:: 提供テキスト

まず、本実施形態のセンサーシート1の構成について図1ないし図4を参照して説明する。図1は、本実施形態のセンサーシート1を示す斜視図である。図2は、センサーシート1の一部の構成を示す平面図である。図3は、図2において符号Xで示す部分を拡大して示す平面図である。図4は、センサーシート1の一部を拡大して示す写真である。なお、図2、図3において、点あるいは円で記載した構造は模式的なものであり、実際の形状、配置、および大きさを示すものではない。
【0018】
図1および図2に示すように、センサーシート1は、薄板状の基材シート2と、基材シート2の厚さ方向の一方の面(以下「第一面2A」と称する。)に形成された電極部3(センサー電極)と、電極部3に接続され第一面2Aの面上に形成された配線部6と、電極部3および配線部6と重ならない位置であって第一面2Aの全面に形成された補間部10とを有する。

::::
:: 提供資料

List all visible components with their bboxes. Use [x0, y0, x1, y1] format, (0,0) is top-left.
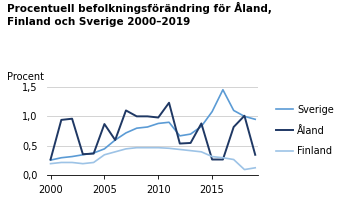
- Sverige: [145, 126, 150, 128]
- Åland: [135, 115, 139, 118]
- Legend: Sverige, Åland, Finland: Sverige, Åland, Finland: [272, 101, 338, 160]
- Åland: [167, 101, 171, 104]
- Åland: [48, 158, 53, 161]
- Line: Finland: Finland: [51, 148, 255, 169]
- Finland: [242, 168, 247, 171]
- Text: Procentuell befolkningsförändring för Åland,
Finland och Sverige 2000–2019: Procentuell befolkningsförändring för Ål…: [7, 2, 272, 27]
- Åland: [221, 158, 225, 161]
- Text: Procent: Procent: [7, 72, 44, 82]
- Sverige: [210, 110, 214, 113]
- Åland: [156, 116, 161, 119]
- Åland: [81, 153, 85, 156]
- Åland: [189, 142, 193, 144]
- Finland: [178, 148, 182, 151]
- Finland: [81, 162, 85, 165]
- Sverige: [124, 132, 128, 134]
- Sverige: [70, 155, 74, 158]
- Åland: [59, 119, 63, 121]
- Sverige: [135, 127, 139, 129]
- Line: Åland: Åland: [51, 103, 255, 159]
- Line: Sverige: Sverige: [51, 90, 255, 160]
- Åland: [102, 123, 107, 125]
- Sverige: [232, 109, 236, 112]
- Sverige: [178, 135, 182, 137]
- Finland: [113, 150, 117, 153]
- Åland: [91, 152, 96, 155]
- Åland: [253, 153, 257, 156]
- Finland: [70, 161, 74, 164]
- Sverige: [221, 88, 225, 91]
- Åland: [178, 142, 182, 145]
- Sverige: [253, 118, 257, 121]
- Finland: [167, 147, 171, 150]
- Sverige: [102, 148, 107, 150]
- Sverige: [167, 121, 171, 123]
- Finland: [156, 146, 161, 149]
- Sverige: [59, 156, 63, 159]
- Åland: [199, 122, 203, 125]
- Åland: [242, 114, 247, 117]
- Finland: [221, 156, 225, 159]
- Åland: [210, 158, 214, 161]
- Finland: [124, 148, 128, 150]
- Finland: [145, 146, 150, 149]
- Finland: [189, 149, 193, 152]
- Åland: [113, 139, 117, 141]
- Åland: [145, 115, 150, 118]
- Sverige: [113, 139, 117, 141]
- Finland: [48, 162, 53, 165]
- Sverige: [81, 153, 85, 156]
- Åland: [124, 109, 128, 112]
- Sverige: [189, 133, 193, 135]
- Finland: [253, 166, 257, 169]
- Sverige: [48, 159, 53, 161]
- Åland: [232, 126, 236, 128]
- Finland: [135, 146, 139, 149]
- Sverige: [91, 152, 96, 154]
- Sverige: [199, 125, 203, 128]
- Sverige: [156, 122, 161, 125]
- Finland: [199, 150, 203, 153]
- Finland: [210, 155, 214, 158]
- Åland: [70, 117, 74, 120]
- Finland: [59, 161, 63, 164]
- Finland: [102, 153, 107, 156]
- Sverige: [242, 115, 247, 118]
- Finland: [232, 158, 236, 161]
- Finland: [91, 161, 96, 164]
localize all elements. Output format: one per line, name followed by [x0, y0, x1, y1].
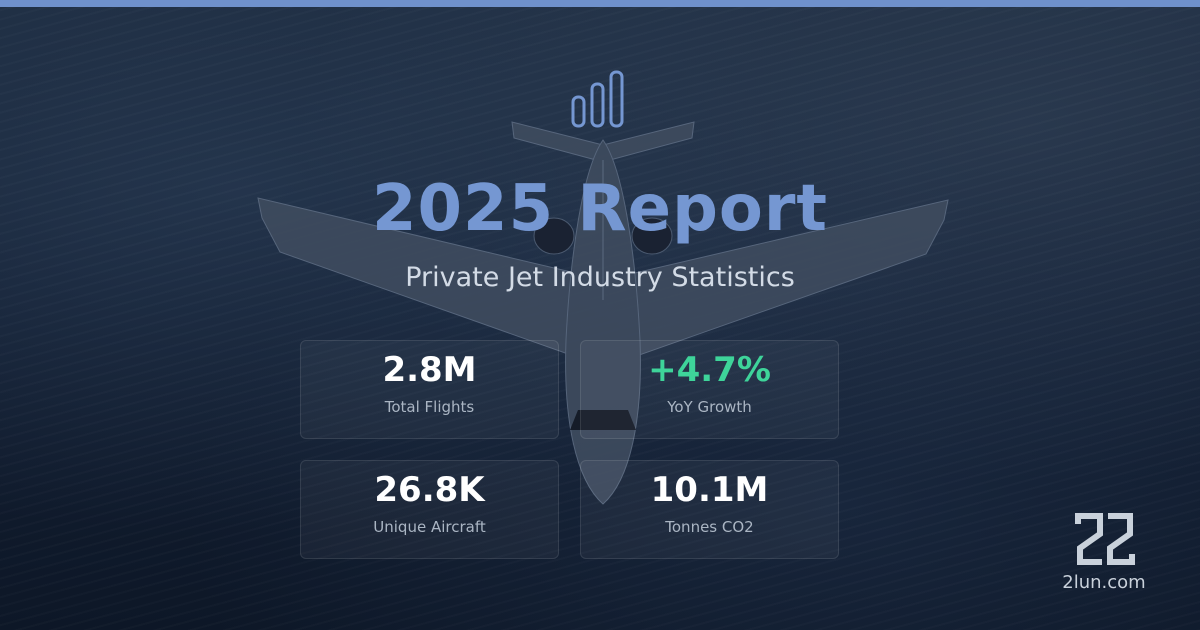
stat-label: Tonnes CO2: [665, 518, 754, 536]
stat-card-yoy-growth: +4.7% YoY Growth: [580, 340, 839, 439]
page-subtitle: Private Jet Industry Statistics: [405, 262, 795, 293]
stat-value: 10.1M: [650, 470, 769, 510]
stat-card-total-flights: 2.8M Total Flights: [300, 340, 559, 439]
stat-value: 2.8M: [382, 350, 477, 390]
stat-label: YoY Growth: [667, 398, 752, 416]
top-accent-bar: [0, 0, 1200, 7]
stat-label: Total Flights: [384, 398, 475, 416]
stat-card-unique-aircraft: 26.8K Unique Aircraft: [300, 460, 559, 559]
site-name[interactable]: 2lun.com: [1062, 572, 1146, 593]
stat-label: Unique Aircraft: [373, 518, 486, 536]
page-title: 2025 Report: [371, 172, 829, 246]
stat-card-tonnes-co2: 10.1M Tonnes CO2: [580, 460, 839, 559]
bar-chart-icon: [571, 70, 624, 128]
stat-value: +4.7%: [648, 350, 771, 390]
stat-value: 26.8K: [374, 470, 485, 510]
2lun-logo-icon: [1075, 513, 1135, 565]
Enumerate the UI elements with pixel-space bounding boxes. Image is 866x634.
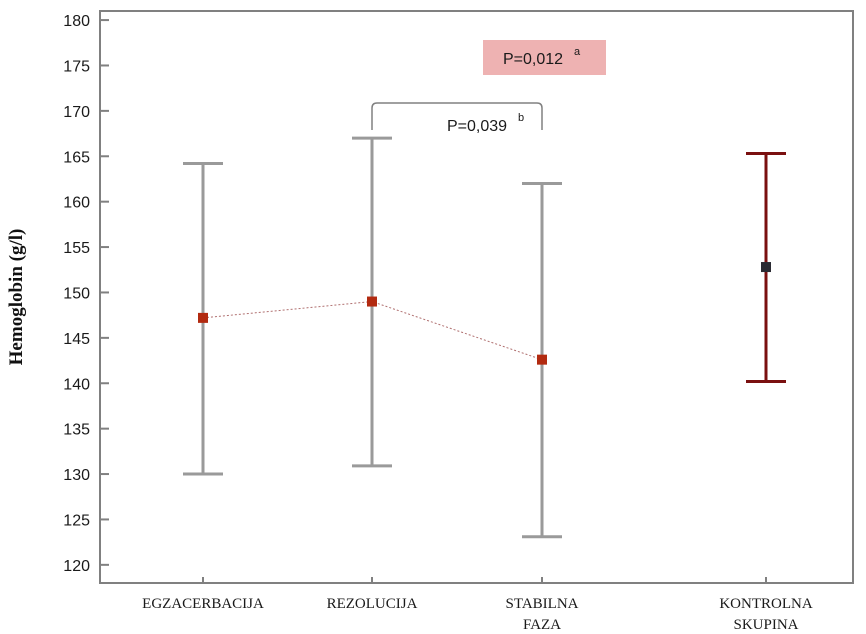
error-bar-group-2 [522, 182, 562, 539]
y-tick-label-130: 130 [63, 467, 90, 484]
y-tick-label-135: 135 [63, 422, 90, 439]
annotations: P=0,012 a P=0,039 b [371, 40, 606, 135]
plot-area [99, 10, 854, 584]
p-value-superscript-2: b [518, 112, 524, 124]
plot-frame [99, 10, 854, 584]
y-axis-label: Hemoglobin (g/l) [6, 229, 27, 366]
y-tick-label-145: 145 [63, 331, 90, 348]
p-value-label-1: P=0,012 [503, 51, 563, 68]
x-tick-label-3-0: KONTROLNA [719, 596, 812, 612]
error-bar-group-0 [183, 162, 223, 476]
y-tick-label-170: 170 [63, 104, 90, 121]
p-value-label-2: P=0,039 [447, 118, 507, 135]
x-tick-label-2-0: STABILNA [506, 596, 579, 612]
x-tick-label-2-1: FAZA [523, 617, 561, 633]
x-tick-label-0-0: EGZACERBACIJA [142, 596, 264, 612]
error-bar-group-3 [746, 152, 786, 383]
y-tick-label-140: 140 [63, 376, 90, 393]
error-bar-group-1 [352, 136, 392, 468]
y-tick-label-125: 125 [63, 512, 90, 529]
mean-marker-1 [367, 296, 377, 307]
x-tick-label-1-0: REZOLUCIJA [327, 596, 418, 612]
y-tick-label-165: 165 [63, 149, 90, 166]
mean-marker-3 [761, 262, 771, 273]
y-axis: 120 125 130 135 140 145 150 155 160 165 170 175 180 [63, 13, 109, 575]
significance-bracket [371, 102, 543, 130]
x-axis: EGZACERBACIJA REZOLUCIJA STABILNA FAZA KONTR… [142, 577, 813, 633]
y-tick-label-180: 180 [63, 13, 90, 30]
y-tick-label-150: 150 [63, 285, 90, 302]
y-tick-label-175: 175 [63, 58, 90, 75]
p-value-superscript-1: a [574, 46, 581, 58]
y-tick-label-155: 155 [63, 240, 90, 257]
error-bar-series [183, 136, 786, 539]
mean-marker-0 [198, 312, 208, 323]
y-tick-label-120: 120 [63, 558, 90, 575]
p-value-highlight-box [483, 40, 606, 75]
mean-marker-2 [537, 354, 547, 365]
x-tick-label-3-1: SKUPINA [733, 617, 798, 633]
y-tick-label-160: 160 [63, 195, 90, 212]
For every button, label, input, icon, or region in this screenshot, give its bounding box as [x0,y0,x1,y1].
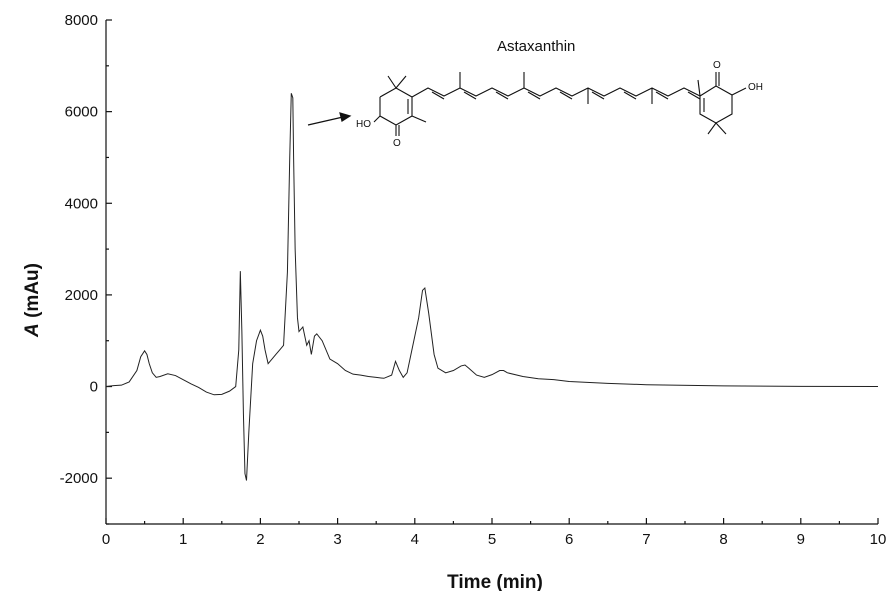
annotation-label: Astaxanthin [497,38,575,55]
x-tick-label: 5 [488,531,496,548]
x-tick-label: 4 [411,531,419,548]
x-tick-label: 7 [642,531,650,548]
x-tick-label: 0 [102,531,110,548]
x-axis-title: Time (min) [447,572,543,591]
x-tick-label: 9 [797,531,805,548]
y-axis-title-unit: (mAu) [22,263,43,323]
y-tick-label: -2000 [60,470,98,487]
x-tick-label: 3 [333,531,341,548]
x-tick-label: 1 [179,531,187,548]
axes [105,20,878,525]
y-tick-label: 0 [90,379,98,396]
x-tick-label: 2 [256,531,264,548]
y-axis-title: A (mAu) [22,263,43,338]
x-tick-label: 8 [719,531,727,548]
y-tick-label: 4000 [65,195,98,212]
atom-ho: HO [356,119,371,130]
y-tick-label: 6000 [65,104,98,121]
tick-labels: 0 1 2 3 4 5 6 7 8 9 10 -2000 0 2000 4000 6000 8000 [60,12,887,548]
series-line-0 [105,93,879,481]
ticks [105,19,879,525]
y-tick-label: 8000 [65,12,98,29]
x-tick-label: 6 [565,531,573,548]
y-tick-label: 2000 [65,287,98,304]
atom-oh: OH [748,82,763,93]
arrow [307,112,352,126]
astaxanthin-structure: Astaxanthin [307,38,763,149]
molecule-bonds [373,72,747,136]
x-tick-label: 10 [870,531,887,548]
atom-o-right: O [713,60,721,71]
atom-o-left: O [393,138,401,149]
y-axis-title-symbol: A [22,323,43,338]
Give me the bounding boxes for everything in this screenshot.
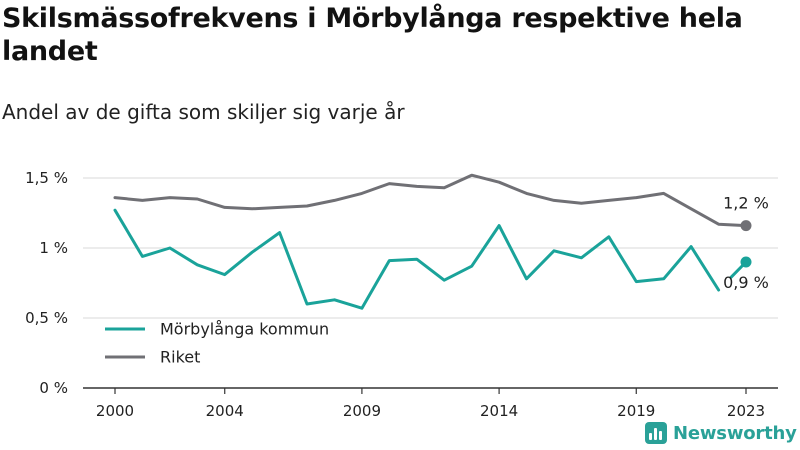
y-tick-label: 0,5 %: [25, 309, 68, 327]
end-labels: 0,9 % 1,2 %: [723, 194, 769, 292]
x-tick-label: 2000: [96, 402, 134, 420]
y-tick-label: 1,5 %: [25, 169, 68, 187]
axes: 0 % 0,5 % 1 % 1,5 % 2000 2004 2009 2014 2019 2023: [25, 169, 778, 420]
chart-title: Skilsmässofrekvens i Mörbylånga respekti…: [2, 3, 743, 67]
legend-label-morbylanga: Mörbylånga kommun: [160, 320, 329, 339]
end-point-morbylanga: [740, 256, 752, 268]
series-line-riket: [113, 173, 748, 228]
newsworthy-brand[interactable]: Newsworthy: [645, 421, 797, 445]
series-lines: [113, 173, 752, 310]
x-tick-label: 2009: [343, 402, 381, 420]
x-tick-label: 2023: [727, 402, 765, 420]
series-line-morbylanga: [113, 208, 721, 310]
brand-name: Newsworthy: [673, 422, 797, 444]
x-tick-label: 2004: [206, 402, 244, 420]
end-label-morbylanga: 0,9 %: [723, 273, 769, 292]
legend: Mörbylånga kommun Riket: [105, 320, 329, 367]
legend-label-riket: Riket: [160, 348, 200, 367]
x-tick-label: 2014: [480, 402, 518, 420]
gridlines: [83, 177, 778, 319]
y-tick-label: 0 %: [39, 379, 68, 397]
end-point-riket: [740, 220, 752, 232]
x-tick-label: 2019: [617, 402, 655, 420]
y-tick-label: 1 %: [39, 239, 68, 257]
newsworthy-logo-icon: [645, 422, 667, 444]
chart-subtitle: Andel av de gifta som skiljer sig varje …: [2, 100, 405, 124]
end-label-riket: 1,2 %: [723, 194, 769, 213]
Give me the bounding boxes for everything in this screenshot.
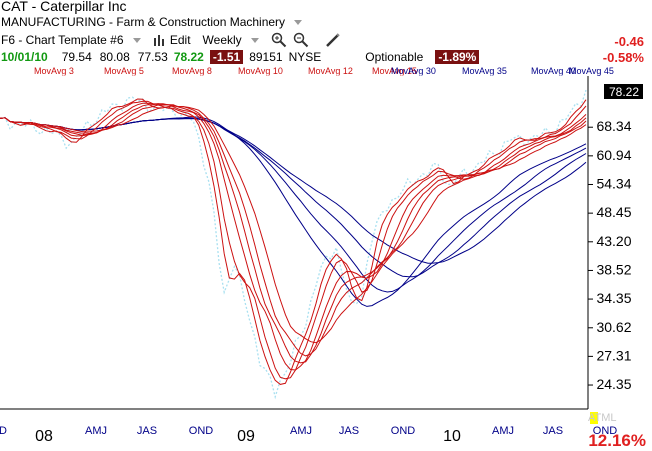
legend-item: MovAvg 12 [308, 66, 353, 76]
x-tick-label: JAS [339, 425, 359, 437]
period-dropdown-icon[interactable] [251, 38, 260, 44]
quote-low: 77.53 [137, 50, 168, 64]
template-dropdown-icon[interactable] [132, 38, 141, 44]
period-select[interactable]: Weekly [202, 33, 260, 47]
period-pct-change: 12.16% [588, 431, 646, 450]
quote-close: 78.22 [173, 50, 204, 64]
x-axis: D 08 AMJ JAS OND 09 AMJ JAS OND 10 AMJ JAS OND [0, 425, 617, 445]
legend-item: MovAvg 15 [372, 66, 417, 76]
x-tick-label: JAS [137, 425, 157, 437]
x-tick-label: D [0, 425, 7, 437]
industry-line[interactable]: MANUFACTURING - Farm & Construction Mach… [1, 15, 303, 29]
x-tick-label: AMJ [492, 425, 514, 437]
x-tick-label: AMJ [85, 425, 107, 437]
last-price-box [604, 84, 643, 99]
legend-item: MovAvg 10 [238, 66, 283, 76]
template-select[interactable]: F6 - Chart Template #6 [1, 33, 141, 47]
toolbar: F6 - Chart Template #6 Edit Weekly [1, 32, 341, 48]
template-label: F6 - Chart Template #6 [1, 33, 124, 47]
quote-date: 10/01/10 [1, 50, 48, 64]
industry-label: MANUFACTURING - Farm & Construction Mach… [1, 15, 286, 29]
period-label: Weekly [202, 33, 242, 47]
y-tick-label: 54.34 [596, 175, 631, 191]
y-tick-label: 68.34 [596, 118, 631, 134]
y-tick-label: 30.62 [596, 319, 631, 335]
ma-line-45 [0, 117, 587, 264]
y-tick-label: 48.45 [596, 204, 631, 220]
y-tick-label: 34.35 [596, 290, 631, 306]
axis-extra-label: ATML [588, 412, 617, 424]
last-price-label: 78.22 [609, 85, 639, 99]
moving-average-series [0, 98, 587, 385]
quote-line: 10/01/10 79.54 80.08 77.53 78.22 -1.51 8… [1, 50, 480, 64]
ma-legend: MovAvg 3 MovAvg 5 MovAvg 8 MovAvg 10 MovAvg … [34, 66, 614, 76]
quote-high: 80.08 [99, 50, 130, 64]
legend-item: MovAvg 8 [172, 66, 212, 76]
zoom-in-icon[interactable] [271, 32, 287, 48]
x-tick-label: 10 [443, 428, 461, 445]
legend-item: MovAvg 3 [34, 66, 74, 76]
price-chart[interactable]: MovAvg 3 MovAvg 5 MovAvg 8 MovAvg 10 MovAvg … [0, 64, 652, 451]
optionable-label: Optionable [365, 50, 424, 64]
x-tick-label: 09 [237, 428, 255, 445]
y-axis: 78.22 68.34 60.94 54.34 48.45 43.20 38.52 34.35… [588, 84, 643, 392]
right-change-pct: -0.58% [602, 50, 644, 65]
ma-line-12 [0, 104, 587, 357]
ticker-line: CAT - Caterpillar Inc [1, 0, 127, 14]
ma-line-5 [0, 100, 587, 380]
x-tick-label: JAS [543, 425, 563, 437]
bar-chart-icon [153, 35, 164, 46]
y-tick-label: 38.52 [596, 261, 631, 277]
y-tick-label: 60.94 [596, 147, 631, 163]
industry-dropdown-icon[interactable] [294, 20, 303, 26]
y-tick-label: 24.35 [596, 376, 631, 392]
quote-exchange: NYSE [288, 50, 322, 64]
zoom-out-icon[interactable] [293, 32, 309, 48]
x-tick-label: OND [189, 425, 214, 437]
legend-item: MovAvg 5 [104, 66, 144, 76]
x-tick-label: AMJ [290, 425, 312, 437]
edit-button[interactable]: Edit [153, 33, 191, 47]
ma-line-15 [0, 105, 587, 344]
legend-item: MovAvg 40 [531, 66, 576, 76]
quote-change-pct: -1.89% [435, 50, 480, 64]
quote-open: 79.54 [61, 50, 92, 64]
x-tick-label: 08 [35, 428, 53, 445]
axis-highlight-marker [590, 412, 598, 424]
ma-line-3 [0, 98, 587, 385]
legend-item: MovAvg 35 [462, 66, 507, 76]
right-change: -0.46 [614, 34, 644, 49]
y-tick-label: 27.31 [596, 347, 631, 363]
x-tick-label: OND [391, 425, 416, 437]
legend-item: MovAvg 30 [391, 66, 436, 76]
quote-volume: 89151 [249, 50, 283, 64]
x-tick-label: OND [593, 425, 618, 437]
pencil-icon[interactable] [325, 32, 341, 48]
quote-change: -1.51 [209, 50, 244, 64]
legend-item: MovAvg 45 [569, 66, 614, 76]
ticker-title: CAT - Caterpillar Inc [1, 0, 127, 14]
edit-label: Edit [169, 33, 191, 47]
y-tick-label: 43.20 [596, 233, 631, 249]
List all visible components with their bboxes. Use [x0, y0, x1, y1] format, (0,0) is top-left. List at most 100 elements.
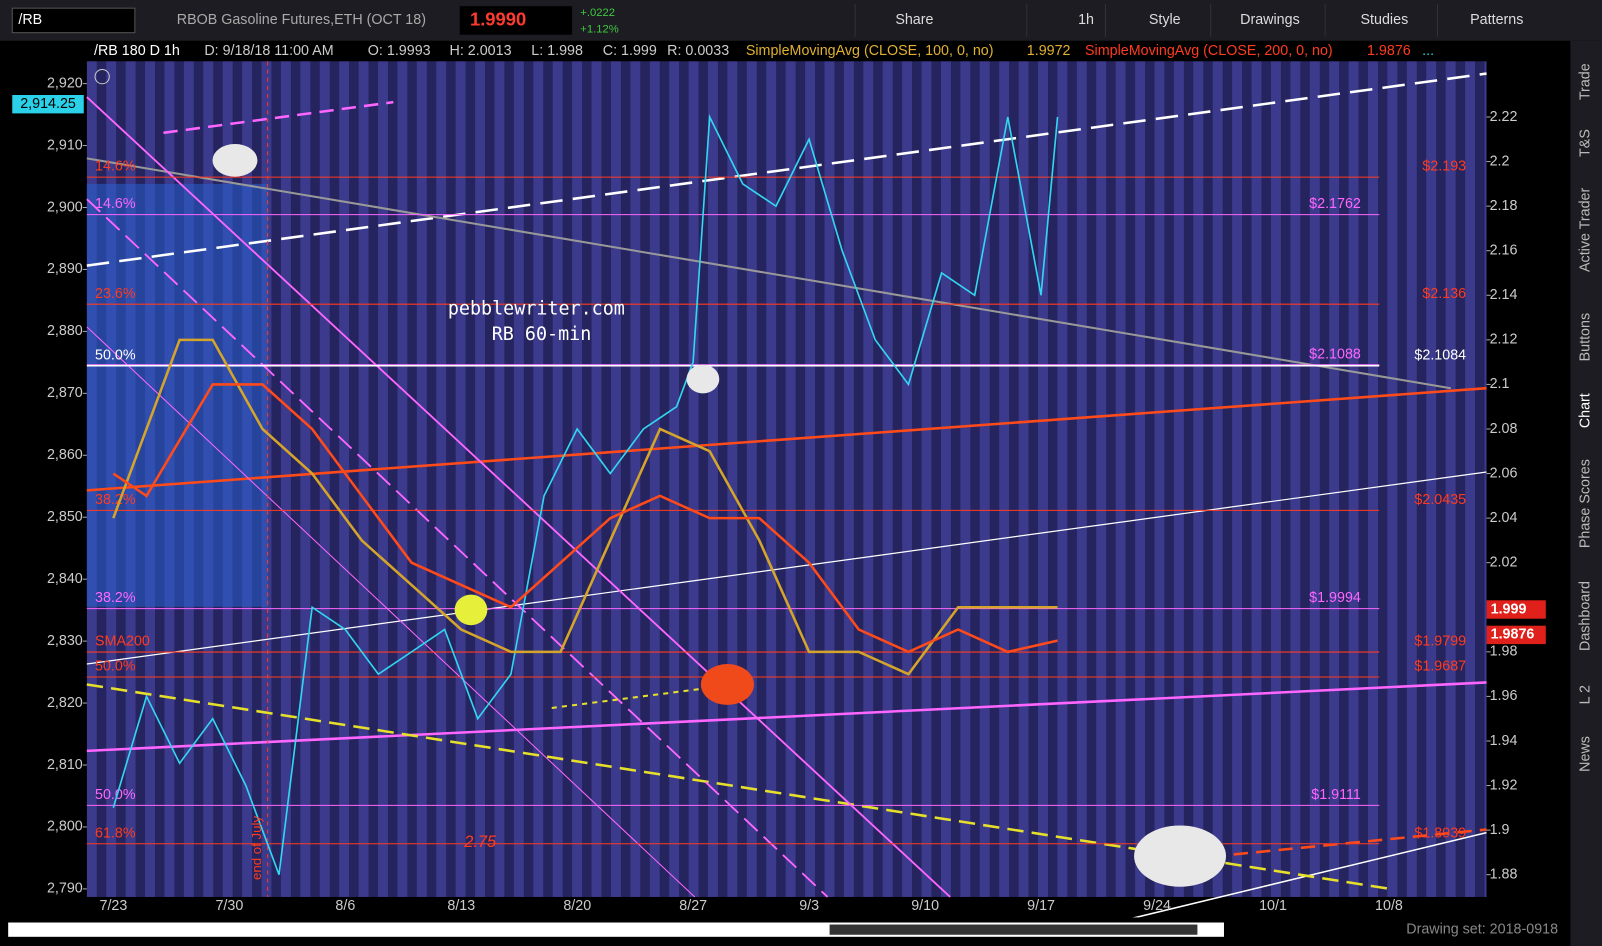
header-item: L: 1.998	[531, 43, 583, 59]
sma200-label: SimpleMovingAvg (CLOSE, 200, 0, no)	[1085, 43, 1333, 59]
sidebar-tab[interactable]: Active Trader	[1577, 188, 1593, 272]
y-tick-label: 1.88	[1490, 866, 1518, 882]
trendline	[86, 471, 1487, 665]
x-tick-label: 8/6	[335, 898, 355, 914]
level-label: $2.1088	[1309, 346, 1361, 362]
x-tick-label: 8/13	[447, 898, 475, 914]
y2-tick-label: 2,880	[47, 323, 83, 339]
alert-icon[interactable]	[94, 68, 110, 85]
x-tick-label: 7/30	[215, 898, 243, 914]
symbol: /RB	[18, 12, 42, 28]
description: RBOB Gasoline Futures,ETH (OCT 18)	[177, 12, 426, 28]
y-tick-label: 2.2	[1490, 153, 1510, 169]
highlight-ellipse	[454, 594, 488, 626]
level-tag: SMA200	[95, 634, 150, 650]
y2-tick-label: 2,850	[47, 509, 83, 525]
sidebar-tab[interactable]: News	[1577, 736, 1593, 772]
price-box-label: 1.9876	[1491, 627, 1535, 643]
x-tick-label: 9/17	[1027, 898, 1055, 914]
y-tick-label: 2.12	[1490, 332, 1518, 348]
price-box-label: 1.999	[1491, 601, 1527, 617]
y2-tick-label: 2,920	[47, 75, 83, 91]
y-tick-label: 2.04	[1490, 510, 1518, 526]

::::

やること »
1) センサーシートの説明文にある「図1は、本実施形態のセンサーシート1を示す斜視図である。」という一文を英語に訳してください。
2) センサーシートの説明文を、最後の文の後から書き進めてください。

解答 »
1) FIG. 1 is a perspective view showing the sensor sheet 1 of the present embodiment.

2)
【0019】
基材シート2は、矩形板の周縁の一部が矩形状に突出した形状に形成されている。基材シート2は、絶縁性を有しているとともに光透過性を有している。基材シート2の材質としては、たとえば、ポリエチレンテレフタレート、ポリカーボネート、ポリメチルメタクリレートなどの樹脂材料や、ガラス等が挙げられる。
【0020】
電極部3は、第一検出電極4と、第二検出電極5と、絶縁材9と、を備える。
第一検出電極4は、基材シート2の第一面2Aの面上に、一方向にかつ互いに平行に延びるように複数形成されている。第一検出電極4は6個形成されており、各第一検出電極4は、第一検出電極4の厚さ方向から見たときの輪郭形状が正方形状でその対角の頂点が互いに接続された複数の第一電極要素4aを有する。
【0021】
本実施形態では、第一電極要素4aは各第一検出電極4あたり6個設けられている。各第一電極要素4aは、各第一検出電極4において一列に並べて配置されている。互いに隣り合う第一検出電極4は、第一電極要素4aの頂点が隙間を空けて隣接するように配置されている。また、各第一検出電極4の間には、略正方形状の隙間が空けられている。各第一検出電極4の間の略正方形状の隙間の大きさは、後述する第二電極要素5aをその厚さ方向から見たときの輪郭よりも大きい。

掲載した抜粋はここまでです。